Extracted data entries

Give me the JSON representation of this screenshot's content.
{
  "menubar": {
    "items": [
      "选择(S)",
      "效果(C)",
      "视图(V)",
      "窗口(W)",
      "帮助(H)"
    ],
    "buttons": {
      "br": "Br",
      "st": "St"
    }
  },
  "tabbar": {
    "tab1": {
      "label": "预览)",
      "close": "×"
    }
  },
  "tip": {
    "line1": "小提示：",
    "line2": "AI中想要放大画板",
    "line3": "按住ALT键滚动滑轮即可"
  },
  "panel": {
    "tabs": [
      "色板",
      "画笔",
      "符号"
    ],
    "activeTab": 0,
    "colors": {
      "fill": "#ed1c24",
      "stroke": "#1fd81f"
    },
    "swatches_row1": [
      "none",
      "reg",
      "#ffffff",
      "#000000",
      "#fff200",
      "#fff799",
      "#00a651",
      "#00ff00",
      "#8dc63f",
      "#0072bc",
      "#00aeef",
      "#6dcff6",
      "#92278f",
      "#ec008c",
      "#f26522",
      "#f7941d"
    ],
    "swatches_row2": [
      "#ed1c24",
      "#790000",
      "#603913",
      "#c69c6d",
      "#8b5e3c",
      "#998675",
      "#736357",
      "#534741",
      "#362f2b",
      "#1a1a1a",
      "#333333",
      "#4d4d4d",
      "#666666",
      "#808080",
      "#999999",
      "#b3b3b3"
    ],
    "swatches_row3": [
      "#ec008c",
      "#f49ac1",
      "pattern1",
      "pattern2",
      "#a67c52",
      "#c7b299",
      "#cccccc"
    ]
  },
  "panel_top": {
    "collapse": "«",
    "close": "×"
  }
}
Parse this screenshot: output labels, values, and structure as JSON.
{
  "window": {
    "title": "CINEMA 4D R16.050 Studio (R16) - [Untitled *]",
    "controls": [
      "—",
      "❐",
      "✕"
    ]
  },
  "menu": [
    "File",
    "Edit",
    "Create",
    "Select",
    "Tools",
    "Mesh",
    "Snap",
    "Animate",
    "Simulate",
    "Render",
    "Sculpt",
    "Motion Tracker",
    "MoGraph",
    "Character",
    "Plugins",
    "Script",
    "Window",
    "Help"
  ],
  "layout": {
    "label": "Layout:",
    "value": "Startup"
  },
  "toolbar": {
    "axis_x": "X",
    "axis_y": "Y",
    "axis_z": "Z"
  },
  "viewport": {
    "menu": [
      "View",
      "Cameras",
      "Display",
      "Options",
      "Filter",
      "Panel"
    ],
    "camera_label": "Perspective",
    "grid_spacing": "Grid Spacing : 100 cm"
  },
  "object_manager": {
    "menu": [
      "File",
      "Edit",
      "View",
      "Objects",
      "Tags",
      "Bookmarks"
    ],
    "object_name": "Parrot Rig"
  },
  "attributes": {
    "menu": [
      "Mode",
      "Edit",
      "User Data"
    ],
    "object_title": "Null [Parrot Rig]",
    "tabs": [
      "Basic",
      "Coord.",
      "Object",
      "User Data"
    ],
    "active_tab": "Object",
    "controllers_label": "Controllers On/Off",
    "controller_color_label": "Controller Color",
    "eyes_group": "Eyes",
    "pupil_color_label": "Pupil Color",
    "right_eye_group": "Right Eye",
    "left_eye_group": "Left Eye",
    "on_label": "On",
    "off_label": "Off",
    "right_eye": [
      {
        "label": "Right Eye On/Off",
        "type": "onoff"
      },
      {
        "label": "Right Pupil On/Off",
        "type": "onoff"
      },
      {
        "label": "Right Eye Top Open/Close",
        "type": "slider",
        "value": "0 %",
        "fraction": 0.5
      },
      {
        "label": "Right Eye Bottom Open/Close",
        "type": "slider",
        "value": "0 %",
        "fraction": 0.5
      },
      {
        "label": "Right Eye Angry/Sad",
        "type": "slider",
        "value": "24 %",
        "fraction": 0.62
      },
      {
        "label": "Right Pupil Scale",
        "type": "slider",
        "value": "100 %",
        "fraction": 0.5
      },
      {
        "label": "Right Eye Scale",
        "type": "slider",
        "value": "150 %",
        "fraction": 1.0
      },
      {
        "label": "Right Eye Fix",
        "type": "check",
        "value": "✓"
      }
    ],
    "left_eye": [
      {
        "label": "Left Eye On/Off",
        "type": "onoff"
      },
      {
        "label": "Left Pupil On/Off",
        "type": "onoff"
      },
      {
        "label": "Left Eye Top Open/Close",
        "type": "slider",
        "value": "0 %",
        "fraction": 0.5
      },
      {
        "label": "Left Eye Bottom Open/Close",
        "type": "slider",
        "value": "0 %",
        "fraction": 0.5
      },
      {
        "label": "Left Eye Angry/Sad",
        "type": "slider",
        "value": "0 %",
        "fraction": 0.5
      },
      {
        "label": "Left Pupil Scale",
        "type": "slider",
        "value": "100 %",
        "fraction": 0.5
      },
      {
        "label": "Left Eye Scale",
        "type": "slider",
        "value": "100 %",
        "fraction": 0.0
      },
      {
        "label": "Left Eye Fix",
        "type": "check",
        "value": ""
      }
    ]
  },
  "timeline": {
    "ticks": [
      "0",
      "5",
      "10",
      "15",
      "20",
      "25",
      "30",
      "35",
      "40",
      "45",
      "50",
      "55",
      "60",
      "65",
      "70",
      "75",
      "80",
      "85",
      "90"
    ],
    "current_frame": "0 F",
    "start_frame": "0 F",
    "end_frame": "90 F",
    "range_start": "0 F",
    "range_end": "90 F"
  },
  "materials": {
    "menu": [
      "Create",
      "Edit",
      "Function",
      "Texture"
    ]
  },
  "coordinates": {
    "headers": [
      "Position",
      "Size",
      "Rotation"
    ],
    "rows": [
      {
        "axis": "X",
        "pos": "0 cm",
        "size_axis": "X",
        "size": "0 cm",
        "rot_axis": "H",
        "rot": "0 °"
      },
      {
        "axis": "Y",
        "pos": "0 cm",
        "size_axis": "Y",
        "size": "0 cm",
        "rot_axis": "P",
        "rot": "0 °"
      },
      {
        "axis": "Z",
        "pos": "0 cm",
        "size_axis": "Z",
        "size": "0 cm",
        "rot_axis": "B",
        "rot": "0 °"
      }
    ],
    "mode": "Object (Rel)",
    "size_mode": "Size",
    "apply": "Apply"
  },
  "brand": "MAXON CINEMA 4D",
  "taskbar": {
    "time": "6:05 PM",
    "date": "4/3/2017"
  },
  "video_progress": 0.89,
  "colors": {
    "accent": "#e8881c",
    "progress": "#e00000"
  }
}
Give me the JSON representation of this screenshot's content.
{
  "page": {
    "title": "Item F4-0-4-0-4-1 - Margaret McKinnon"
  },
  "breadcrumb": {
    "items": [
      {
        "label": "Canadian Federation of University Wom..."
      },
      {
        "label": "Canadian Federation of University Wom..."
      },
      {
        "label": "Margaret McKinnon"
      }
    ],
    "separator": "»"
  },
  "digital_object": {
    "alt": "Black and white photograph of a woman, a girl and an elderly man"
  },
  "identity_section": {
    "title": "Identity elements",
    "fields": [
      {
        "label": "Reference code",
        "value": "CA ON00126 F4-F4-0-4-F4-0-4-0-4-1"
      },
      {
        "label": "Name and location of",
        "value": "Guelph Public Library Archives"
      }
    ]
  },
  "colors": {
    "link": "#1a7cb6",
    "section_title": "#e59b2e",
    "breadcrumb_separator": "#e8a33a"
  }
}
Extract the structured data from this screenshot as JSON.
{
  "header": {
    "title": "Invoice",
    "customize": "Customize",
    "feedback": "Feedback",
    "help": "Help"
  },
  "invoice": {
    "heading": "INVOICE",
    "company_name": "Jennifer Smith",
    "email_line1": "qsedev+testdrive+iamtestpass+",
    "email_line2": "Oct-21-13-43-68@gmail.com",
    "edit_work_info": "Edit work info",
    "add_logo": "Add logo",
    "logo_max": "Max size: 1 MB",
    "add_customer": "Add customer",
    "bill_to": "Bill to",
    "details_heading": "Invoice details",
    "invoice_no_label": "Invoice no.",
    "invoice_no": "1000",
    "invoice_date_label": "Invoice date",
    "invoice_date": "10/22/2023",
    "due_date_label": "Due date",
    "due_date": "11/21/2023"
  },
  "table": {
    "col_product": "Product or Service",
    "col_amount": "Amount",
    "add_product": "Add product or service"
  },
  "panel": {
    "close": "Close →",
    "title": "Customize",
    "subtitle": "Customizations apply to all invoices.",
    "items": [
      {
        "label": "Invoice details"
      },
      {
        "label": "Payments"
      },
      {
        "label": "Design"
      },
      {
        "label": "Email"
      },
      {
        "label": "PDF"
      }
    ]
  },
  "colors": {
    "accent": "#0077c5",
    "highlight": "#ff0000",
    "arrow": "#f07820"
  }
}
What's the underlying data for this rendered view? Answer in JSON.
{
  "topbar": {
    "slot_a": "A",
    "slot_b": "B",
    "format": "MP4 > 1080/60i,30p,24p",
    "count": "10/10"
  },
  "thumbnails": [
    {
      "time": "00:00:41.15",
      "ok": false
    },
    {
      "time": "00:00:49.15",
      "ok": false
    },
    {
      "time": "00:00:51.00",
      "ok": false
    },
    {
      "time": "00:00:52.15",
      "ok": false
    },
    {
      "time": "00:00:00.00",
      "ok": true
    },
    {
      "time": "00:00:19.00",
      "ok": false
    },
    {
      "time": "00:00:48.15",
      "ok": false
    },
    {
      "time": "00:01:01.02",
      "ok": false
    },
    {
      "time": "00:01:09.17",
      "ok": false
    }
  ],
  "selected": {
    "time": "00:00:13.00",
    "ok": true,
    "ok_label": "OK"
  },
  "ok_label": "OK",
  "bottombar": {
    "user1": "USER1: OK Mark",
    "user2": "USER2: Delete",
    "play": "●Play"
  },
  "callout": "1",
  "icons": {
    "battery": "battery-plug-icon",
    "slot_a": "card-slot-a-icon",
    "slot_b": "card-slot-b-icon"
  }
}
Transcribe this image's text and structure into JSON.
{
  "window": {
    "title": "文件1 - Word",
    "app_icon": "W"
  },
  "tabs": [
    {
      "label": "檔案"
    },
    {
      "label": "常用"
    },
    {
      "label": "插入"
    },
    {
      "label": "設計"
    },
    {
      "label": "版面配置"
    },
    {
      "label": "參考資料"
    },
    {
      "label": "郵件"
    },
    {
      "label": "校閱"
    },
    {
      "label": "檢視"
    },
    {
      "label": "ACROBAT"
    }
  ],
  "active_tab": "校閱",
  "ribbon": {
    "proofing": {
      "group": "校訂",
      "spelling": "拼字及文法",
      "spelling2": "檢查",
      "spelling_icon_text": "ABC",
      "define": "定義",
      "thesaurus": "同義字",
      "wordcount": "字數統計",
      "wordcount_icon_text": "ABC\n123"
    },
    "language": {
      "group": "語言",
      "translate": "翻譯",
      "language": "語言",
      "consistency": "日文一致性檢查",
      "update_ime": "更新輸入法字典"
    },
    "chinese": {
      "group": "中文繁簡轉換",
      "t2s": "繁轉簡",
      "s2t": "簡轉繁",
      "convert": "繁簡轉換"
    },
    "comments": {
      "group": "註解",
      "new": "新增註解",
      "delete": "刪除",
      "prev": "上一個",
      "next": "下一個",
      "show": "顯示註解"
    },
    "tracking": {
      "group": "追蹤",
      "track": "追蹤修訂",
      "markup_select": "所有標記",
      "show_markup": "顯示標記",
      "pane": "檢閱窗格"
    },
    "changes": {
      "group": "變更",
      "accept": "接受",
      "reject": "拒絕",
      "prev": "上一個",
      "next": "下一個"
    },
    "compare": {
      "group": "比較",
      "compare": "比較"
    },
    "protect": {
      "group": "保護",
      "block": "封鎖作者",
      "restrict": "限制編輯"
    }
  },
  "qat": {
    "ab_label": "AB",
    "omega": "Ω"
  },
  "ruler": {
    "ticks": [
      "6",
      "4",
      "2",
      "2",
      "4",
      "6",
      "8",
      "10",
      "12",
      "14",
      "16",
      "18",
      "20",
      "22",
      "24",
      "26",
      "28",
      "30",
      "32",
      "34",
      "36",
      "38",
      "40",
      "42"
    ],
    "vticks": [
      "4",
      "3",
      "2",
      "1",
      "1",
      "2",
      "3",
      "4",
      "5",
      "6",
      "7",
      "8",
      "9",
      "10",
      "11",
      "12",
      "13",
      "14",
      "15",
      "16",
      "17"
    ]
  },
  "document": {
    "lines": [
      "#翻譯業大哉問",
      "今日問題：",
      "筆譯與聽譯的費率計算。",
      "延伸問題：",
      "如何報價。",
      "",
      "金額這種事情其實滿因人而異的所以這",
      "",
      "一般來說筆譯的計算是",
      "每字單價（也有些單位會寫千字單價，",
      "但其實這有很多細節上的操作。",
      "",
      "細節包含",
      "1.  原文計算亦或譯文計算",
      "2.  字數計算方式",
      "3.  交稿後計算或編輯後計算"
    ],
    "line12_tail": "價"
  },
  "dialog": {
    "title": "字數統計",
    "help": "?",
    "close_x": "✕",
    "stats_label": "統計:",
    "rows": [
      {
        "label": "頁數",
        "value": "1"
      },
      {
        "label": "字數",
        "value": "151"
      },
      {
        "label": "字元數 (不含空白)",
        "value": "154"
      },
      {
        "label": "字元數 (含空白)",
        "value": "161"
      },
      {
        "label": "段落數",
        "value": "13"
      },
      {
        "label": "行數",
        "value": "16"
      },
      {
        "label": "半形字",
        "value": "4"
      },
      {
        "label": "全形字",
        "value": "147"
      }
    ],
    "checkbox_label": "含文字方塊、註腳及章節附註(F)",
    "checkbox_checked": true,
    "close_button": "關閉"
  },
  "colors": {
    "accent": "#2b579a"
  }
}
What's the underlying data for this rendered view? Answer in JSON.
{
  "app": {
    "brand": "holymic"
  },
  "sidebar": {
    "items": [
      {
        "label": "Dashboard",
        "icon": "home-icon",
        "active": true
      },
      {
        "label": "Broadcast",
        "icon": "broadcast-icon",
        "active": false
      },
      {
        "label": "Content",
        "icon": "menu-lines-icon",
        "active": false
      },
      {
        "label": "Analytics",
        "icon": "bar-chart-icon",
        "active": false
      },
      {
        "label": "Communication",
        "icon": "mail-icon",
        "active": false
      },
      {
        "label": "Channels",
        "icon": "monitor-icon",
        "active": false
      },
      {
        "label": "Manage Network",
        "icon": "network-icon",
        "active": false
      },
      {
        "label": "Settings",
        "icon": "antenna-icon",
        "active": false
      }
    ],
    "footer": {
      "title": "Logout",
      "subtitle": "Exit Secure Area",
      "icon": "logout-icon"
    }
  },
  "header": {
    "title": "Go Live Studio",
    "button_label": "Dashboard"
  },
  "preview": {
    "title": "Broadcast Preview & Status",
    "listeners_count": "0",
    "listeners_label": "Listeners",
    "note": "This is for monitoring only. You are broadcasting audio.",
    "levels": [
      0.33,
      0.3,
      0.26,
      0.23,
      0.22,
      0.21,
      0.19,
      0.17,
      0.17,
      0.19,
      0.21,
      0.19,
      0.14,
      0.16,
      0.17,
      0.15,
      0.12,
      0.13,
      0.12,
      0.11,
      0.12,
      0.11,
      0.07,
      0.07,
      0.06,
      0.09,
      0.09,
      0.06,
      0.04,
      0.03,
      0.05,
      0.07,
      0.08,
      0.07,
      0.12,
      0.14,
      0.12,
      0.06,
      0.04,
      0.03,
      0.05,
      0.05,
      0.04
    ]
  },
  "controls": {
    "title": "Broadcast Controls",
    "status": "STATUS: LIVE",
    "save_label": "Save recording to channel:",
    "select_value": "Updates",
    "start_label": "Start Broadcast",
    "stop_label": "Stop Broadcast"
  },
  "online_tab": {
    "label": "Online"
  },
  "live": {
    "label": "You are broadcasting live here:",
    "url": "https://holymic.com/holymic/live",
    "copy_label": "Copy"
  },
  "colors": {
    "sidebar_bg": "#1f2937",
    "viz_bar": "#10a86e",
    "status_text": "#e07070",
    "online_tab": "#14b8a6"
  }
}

> **TASK TO COMPLETE**
Identify which lines contain the word "Open" and copy each one.

> **CORRECT OUTPUT**
        "label": "Right Eye Top Open/Close",
        "label": "Right Eye Bottom Open/Close",
        "label": "Left Eye Top Open/Close",
        "label": "Left Eye Bottom Open/Close",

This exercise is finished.